═════ Task material ═════

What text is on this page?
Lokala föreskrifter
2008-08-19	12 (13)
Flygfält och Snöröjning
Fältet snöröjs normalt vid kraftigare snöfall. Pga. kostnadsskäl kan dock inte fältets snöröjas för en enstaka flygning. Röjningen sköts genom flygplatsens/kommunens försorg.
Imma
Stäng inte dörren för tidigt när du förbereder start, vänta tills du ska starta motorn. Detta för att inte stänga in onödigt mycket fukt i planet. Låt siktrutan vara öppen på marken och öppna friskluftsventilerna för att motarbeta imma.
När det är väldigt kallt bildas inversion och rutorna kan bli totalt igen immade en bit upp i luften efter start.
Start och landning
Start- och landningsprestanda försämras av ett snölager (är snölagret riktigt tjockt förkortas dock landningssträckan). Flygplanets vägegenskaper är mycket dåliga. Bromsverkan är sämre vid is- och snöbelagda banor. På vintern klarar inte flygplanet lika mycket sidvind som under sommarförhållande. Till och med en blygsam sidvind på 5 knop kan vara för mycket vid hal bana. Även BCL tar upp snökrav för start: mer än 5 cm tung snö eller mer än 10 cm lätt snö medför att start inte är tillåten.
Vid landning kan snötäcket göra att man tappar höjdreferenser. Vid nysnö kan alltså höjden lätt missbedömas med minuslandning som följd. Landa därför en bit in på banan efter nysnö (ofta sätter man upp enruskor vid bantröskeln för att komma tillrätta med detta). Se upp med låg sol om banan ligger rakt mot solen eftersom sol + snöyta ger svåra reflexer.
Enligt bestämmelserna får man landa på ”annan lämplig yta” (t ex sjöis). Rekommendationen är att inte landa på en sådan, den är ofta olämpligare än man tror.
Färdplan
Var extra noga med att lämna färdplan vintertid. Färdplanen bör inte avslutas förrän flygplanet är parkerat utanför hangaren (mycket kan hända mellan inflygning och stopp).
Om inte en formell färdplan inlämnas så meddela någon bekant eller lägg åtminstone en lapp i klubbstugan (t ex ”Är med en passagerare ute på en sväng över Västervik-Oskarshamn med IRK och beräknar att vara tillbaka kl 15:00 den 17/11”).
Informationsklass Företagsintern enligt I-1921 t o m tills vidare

═════

Filter the records above for lines containing the word "efter", and copy those lines.

__Problem solution__
När det är väldigt kallt bildas inversion och rutorna kan bli totalt igen immade en bit upp i luften efter start.
Vid landning kan snötäcket göra att man tappar höjdreferenser. Vid nysnö kan alltså höjden lätt missbedömas med minuslandning som följd. Landa därför en bit in på banan efter nysnö (ofta sätter man upp enruskor vid bantröskeln för att komma tillrätta med detta). Se upp med låg sol om banan ligger rakt mot solen eftersom sol + snöyta ger svåra reflexer.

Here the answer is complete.